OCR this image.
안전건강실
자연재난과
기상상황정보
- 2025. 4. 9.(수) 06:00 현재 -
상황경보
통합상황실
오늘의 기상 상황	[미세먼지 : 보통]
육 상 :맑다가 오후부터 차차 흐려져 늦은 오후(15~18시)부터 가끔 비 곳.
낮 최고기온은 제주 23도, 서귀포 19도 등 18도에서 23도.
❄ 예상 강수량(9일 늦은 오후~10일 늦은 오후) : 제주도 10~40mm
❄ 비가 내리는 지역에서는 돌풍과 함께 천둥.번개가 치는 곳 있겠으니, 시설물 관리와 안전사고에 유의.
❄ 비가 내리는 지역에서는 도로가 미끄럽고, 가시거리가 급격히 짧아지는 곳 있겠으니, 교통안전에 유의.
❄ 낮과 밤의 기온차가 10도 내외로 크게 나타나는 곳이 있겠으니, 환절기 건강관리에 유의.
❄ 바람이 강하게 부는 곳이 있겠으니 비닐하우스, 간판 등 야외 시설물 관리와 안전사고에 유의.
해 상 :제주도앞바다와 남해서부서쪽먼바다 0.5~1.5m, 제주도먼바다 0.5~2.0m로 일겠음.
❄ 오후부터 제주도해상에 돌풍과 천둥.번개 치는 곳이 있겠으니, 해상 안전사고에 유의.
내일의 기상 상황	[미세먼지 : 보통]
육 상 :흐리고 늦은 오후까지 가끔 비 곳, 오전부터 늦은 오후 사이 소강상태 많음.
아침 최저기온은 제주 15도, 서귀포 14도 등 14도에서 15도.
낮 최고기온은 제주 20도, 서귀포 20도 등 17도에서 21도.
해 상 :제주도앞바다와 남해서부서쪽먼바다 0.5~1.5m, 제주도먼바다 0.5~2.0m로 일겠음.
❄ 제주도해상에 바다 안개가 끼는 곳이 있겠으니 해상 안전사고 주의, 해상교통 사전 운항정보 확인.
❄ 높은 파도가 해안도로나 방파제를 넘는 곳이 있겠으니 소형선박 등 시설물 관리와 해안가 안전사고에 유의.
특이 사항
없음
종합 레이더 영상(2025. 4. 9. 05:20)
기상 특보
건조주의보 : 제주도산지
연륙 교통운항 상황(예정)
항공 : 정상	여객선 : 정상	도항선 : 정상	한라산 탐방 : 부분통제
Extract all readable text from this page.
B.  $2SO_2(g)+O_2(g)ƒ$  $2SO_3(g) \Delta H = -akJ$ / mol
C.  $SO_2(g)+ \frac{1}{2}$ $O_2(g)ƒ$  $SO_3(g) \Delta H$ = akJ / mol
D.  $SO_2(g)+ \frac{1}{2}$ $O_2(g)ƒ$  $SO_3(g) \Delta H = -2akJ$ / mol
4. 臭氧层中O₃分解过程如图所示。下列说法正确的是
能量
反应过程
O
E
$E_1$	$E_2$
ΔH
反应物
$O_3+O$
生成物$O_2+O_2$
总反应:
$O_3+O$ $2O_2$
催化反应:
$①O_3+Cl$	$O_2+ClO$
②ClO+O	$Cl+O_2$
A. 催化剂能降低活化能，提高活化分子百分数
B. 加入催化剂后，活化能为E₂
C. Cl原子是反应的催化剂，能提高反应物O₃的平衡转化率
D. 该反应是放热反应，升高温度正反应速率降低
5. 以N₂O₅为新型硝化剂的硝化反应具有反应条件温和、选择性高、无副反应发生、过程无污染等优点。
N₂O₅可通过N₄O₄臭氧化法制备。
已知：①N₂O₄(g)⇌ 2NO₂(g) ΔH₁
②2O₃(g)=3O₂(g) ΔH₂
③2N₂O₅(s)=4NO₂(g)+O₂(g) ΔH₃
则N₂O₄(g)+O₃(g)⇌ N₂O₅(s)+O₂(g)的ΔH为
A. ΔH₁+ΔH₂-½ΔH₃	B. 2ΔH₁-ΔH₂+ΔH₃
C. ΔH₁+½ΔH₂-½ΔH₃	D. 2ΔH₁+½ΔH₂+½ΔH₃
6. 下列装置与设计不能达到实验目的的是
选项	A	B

※ ※ ※

WRITTEN INSTRUCTION - Show every line that contains the word "오후부터".

TASK OUTPUT -
육 상 :맑다가 오후부터 차차 흐려져 늦은 오후(15~18시)부터 가끔 비 곳.
❄ 오후부터 제주도해상에 돌풍과 천둥.번개 치는 곳이 있겠으니, 해상 안전사고에 유의.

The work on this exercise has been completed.